Directive: Reproduce the records below exactly, leaving out any pictures.

Data extracted from a collection:

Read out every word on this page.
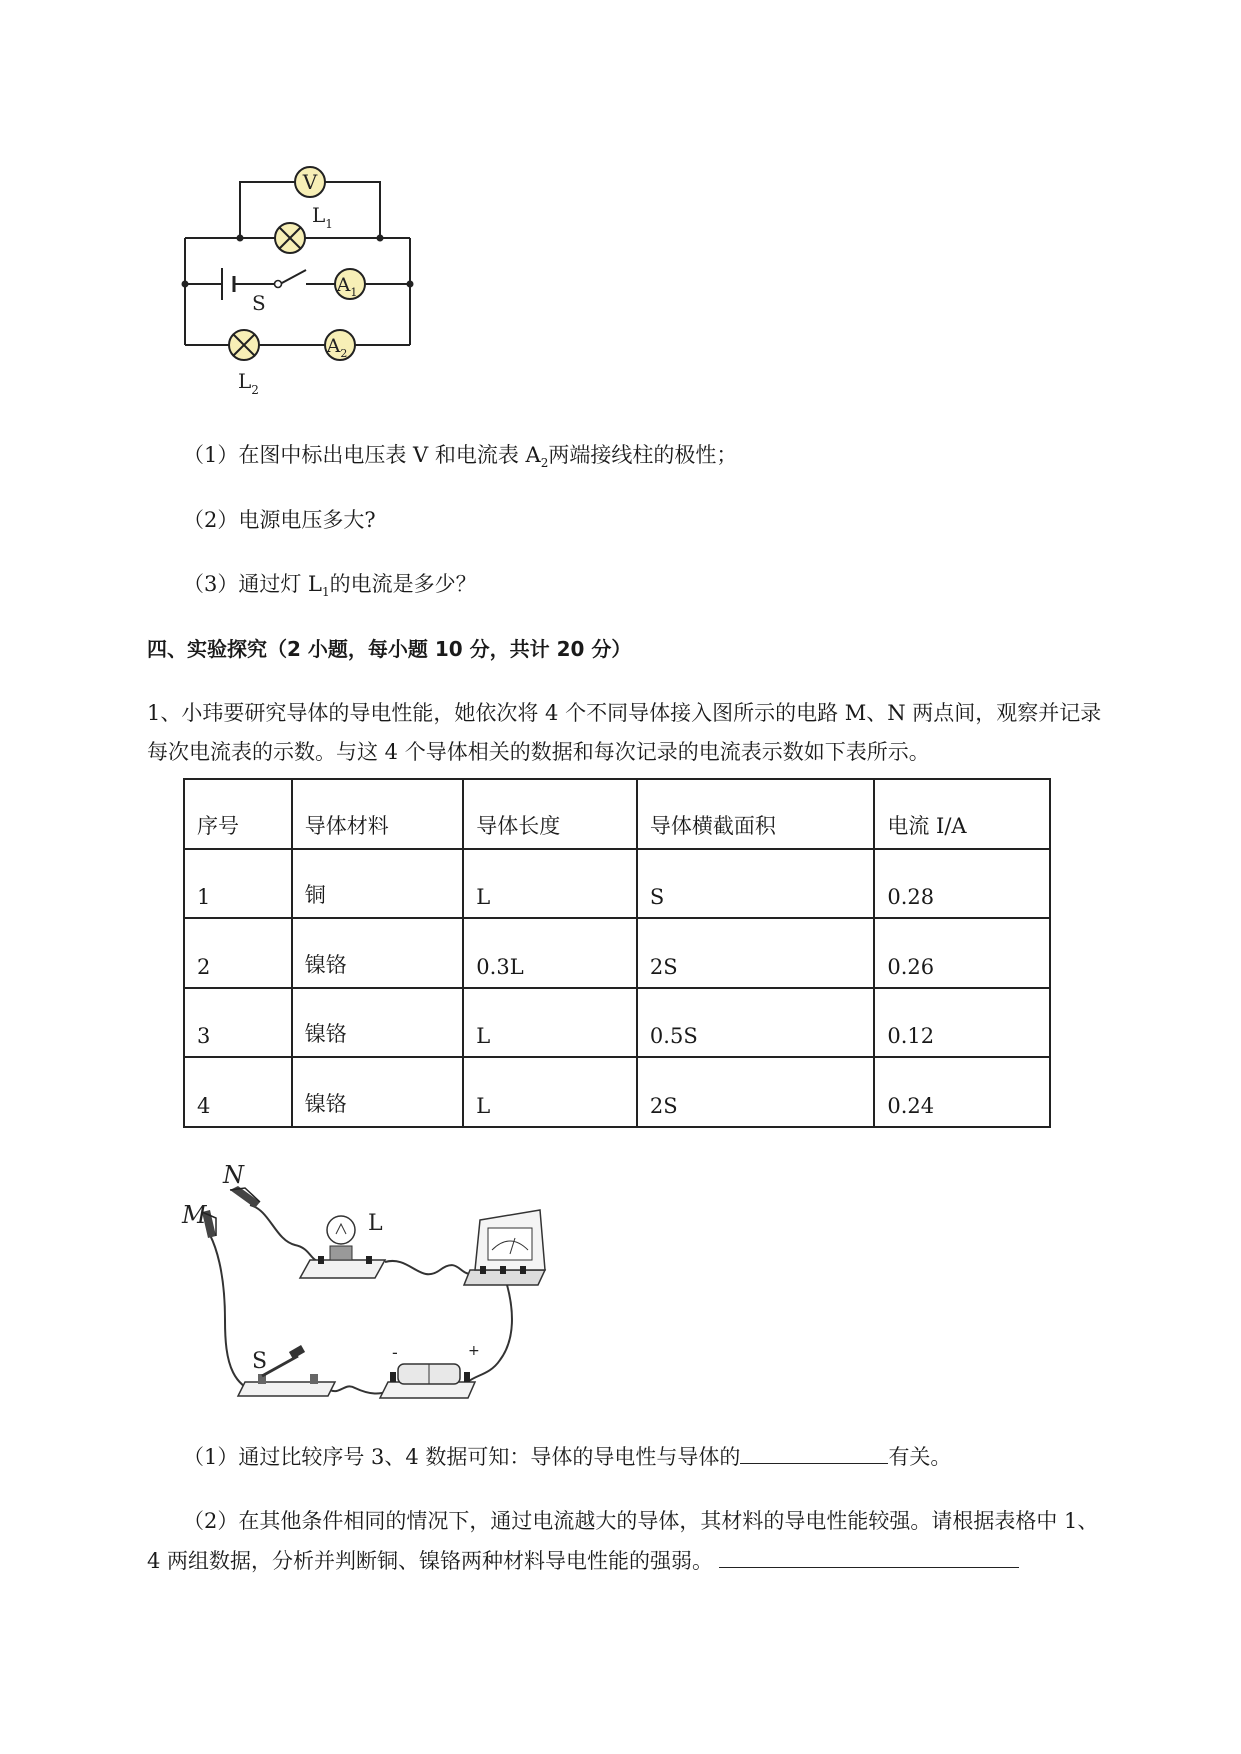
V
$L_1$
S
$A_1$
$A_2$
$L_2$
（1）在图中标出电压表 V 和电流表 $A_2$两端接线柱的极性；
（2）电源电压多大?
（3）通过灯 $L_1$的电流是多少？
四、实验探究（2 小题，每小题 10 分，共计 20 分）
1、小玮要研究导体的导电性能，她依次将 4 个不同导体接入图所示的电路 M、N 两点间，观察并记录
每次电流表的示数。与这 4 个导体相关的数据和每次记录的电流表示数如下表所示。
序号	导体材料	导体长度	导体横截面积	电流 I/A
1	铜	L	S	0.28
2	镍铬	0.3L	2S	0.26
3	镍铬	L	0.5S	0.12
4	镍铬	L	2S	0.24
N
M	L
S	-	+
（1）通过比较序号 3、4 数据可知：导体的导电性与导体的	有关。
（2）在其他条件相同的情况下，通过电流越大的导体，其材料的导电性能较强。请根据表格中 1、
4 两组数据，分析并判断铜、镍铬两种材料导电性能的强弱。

Solution for this problem:
Read out every word on this page.
V
$L_1$
S
$A_1$
$A_2$
$L_2$
（1）在图中标出电压表 V 和电流表 $A_2$两端接线柱的极性；
（2）电源电压多大?
（3）通过灯 $L_1$的电流是多少？
四、实验探究（2 小题，每小题 10 分，共计 20 分）
1、小玮要研究导体的导电性能，她依次将 4 个不同导体接入图所示的电路 M、N 两点间，观察并记录
每次电流表的示数。与这 4 个导体相关的数据和每次记录的电流表示数如下表所示。
序号	导体材料	导体长度	导体横截面积	电流 I/A
1	铜	L	S	0.28
2	镍铬	0.3L	2S	0.26
3	镍铬	L	0.5S	0.12
4	镍铬	L	2S	0.24
N
M	L
S	-	+
（1）通过比较序号 3、4 数据可知：导体的导电性与导体的	有关。
（2）在其他条件相同的情况下，通过电流越大的导体，其材料的导电性能较强。请根据表格中 1、
4 两组数据，分析并判断铜、镍铬两种材料导电性能的强弱。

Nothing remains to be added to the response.